→ TASK INSTRUCTIONS: What follows is a set of records, each of which is to be written out exactly.

"""

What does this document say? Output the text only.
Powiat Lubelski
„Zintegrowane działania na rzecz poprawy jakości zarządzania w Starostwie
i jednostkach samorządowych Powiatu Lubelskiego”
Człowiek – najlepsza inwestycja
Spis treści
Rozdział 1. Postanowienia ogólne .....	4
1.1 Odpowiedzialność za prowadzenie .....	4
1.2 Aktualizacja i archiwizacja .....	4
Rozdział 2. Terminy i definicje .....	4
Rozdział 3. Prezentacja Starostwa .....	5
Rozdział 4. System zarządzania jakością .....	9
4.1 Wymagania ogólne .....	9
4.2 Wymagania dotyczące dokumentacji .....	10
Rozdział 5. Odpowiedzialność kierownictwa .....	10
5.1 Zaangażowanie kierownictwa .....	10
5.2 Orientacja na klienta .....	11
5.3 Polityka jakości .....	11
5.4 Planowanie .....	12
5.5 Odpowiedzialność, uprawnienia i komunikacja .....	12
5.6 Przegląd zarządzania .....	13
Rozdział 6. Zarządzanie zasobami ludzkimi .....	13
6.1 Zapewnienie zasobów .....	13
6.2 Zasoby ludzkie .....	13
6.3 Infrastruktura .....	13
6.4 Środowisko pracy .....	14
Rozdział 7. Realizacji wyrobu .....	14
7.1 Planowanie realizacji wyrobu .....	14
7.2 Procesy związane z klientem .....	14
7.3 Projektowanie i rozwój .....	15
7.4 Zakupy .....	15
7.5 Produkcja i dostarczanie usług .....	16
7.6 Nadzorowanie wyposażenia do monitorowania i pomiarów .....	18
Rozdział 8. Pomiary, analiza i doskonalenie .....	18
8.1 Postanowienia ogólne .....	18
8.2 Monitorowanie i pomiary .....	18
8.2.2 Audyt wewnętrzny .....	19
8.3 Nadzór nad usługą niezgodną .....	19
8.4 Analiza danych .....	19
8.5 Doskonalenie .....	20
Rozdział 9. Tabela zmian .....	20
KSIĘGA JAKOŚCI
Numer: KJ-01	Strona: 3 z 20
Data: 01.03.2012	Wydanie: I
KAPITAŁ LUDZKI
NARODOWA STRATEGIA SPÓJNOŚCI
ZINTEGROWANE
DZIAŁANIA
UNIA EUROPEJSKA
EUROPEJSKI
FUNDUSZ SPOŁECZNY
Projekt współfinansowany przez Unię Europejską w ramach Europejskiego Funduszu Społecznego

"""

→ RESULT OF THE EXERCISE:
What does this document say? Output the text only.
Powiat Lubelski
„Zintegrowane działania na rzecz poprawy jakości zarządzania w Starostwie
i jednostkach samorządowych Powiatu Lubelskiego”
Człowiek – najlepsza inwestycja
Spis treści
Rozdział 1. Postanowienia ogólne .....	4
1.1 Odpowiedzialność za prowadzenie .....	4
1.2 Aktualizacja i archiwizacja .....	4
Rozdział 2. Terminy i definicje .....	4
Rozdział 3. Prezentacja Starostwa .....	5
Rozdział 4. System zarządzania jakością .....	9
4.1 Wymagania ogólne .....	9
4.2 Wymagania dotyczące dokumentacji .....	10
Rozdział 5. Odpowiedzialność kierownictwa .....	10
5.1 Zaangażowanie kierownictwa .....	10
5.2 Orientacja na klienta .....	11
5.3 Polityka jakości .....	11
5.4 Planowanie .....	12
5.5 Odpowiedzialność, uprawnienia i komunikacja .....	12
5.6 Przegląd zarządzania .....	13
Rozdział 6. Zarządzanie zasobami ludzkimi .....	13
6.1 Zapewnienie zasobów .....	13
6.2 Zasoby ludzkie .....	13
6.3 Infrastruktura .....	13
6.4 Środowisko pracy .....	14
Rozdział 7. Realizacji wyrobu .....	14
7.1 Planowanie realizacji wyrobu .....	14
7.2 Procesy związane z klientem .....	14
7.3 Projektowanie i rozwój .....	15
7.4 Zakupy .....	15
7.5 Produkcja i dostarczanie usług .....	16
7.6 Nadzorowanie wyposażenia do monitorowania i pomiarów .....	18
Rozdział 8. Pomiary, analiza i doskonalenie .....	18
8.1 Postanowienia ogólne .....	18
8.2 Monitorowanie i pomiary .....	18
8.2.2 Audyt wewnętrzny .....	19
8.3 Nadzór nad usługą niezgodną .....	19
8.4 Analiza danych .....	19
8.5 Doskonalenie .....	20
Rozdział 9. Tabela zmian .....	20
KSIĘGA JAKOŚCI
Numer: KJ-01	Strona: 3 z 20
Data: 01.03.2012	Wydanie: I
KAPITAŁ LUDZKI
NARODOWA STRATEGIA SPÓJNOŚCI
ZINTEGROWANE
DZIAŁANIA
UNIA EUROPEJSKA
EUROPEJSKI
FUNDUSZ SPOŁECZNY
Projekt współfinansowany przez Unię Europejską w ramach Europejskiego Funduszu Społecznego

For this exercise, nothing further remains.